Render every entry verbatim.
========================
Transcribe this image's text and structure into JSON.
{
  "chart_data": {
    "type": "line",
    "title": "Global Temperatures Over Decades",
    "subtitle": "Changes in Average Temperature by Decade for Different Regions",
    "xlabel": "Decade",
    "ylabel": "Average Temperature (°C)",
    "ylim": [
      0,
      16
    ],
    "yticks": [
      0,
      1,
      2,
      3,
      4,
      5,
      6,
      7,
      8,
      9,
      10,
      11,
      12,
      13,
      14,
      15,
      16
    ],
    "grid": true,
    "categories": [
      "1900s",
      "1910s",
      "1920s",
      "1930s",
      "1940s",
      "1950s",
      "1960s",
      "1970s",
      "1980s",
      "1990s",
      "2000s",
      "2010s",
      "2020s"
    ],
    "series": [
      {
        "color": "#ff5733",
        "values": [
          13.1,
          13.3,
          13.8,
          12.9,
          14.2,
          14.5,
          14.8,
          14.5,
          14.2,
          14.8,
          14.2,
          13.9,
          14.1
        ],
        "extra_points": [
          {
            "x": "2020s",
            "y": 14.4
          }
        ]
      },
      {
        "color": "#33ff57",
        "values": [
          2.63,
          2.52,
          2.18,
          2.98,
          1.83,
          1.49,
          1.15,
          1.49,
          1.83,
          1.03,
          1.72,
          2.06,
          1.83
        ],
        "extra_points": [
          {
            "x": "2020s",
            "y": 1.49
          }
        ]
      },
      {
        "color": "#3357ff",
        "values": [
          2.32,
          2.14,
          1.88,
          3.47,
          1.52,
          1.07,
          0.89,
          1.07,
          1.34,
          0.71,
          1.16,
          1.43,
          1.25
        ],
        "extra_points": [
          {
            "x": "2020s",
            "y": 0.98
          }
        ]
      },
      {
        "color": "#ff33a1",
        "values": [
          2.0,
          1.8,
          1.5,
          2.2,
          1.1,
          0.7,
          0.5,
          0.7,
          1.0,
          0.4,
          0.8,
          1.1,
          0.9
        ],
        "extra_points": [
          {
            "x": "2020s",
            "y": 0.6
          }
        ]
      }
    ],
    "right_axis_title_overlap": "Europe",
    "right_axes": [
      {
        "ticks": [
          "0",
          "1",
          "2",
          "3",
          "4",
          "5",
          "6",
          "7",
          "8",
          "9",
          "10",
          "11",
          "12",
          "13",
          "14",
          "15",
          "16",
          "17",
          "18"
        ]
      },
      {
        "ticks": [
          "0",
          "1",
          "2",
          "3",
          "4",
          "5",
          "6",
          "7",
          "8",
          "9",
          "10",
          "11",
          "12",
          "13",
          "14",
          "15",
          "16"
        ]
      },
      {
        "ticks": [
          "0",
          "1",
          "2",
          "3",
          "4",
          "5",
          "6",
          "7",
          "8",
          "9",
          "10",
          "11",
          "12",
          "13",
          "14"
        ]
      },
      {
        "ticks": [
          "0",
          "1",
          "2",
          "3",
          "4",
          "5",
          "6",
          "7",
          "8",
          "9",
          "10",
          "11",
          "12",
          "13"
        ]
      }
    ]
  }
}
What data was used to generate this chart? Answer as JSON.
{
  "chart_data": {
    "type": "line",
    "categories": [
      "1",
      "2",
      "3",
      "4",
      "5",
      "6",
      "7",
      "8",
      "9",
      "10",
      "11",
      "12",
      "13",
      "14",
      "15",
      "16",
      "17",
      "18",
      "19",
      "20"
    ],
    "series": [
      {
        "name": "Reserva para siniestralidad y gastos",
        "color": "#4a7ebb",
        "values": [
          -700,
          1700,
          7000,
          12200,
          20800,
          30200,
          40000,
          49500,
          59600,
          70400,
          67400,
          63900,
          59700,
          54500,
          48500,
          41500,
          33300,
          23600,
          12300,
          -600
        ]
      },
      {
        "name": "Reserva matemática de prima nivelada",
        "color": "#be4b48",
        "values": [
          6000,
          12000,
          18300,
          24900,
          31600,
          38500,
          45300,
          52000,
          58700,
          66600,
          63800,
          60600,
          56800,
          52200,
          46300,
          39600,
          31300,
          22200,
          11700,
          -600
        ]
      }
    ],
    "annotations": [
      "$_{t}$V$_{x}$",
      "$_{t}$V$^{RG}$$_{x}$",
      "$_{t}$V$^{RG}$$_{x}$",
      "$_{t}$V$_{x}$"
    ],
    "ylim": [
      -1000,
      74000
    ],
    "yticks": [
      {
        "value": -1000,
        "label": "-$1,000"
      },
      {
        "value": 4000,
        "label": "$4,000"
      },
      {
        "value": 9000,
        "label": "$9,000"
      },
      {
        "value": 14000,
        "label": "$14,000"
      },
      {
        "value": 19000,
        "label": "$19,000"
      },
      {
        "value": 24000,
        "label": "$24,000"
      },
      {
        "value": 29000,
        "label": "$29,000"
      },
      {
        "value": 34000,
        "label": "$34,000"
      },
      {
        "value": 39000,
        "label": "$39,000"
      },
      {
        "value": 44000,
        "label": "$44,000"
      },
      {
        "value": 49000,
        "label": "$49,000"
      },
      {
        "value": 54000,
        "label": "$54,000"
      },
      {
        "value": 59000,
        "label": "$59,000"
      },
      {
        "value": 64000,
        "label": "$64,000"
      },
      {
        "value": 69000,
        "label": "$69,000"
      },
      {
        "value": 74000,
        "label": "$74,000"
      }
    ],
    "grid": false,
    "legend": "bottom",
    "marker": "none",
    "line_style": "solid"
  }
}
========================
**Final result**:
Transcribe this image's text and structure into JSON.
{
  "chart_data": {
    "type": "line",
    "title": "Global Temperatures Over Decades",
    "subtitle": "Changes in Average Temperature by Decade for Different Regions",
    "xlabel": "Decade",
    "ylabel": "Average Temperature (°C)",
    "ylim": [
      0,
      16
    ],
    "yticks": [
      0,
      1,
      2,
      3,
      4,
      5,
      6,
      7,
      8,
      9,
      10,
      11,
      12,
      13,
      14,
      15,
      16
    ],
    "grid": true,
    "categories": [
      "1900s",
      "1910s",
      "1920s",
      "1930s",
      "1940s",
      "1950s",
      "1960s",
      "1970s",
      "1980s",
      "1990s",
      "2000s",
      "2010s",
      "2020s"
    ],
    "series": [
      {
        "color": "#ff5733",
        "values": [
          13.1,
          13.3,
          13.8,
          12.9,
          14.2,
          14.5,
          14.8,
          14.5,
          14.2,
          14.8,
          14.2,
          13.9,
          14.1
        ],
        "extra_points": [
          {
            "x": "2020s",
            "y": 14.4
          }
        ]
      },
      {
        "color": "#33ff57",
        "values": [
          2.63,
          2.52,
          2.18,
          2.98,
          1.83,
          1.49,
          1.15,
          1.49,
          1.83,
          1.03,
          1.72,
          2.06,
          1.83
        ],
        "extra_points": [
          {
            "x": "2020s",
            "y": 1.49
          }
        ]
      },
      {
        "color": "#3357ff",
        "values": [
          2.32,
          2.14,
          1.88,
          3.47,
          1.52,
          1.07,
          0.89,
          1.07,
          1.34,
          0.71,
          1.16,
          1.43,
          1.25
        ],
        "extra_points": [
          {
            "x": "2020s",
            "y": 0.98
          }
        ]
      },
      {
        "color": "#ff33a1",
        "values": [
          2.0,
          1.8,
          1.5,
          2.2,
          1.1,
          0.7,
          0.5,
          0.7,
          1.0,
          0.4,
          0.8,
          1.1,
          0.9
        ],
        "extra_points": [
          {
            "x": "2020s",
            "y": 0.6
          }
        ]
      }
    ],
    "right_axis_title_overlap": "Europe",
    "right_axes": [
      {
        "ticks": [
          "0",
          "1",
          "2",
          "3",
          "4",
          "5",
          "6",
          "7",
          "8",
          "9",
          "10",
          "11",
          "12",
          "13",
          "14",
          "15",
          "16",
          "17",
          "18"
        ]
      },
      {
        "ticks": [
          "0",
          "1",
          "2",
          "3",
          "4",
          "5",
          "6",
          "7",
          "8",
          "9",
          "10",
          "11",
          "12",
          "13",
          "14",
          "15",
          "16"
        ]
      },
      {
        "ticks": [
          "0",
          "1",
          "2",
          "3",
          "4",
          "5",
          "6",
          "7",
          "8",
          "9",
          "10",
          "11",
          "12",
          "13",
          "14"
        ]
      },
      {
        "ticks": [
          "0",
          "1",
          "2",
          "3",
          "4",
          "5",
          "6",
          "7",
          "8",
          "9",
          "10",
          "11",
          "12",
          "13"
        ]
      }
    ]
  }
}
What data was used to generate this chart? Answer as JSON.
{
  "chart_data": {
    "type": "line",
    "categories": [
      "1",
      "2",
      "3",
      "4",
      "5",
      "6",
      "7",
      "8",
      "9",
      "10",
      "11",
      "12",
      "13",
      "14",
      "15",
      "16",
      "17",
      "18",
      "19",
      "20"
    ],
    "series": [
      {
        "name": "Reserva para siniestralidad y gastos",
        "color": "#4a7ebb",
        "values": [
          -700,
          1700,
          7000,
          12200,
          20800,
          30200,
          40000,
          49500,
          59600,
          70400,
          67400,
          63900,
          59700,
          54500,
          48500,
          41500,
          33300,
          23600,
          12300,
          -600
        ]
      },
      {
        "name": "Reserva matemática de prima nivelada",
        "color": "#be4b48",
        "values": [
          6000,
          12000,
          18300,
          24900,
          31600,
          38500,
          45300,
          52000,
          58700,
          66600,
          63800,
          60600,
          56800,
          52200,
          46300,
          39600,
          31300,
          22200,
          11700,
          -600
        ]
      }
    ],
    "annotations": [
      "$_{t}$V$_{x}$",
      "$_{t}$V$^{RG}$$_{x}$",
      "$_{t}$V$^{RG}$$_{x}$",
      "$_{t}$V$_{x}$"
    ],
    "ylim": [
      -1000,
      74000
    ],
    "yticks": [
      {
        "value": -1000,
        "label": "-$1,000"
      },
      {
        "value": 4000,
        "label": "$4,000"
      },
      {
        "value": 9000,
        "label": "$9,000"
      },
      {
        "value": 14000,
        "label": "$14,000"
      },
      {
        "value": 19000,
        "label": "$19,000"
      },
      {
        "value": 24000,
        "label": "$24,000"
      },
      {
        "value": 29000,
        "label": "$29,000"
      },
      {
        "value": 34000,
        "label": "$34,000"
      },
      {
        "value": 39000,
        "label": "$39,000"
      },
      {
        "value": 44000,
        "label": "$44,000"
      },
      {
        "value": 49000,
        "label": "$49,000"
      },
      {
        "value": 54000,
        "label": "$54,000"
      },
      {
        "value": 59000,
        "label": "$59,000"
      },
      {
        "value": 64000,
        "label": "$64,000"
      },
      {
        "value": 69000,
        "label": "$69,000"
      },
      {
        "value": 74000,
        "label": "$74,000"
      }
    ],
    "grid": false,
    "legend": "bottom",
    "marker": "none",
    "line_style": "solid"
  }
}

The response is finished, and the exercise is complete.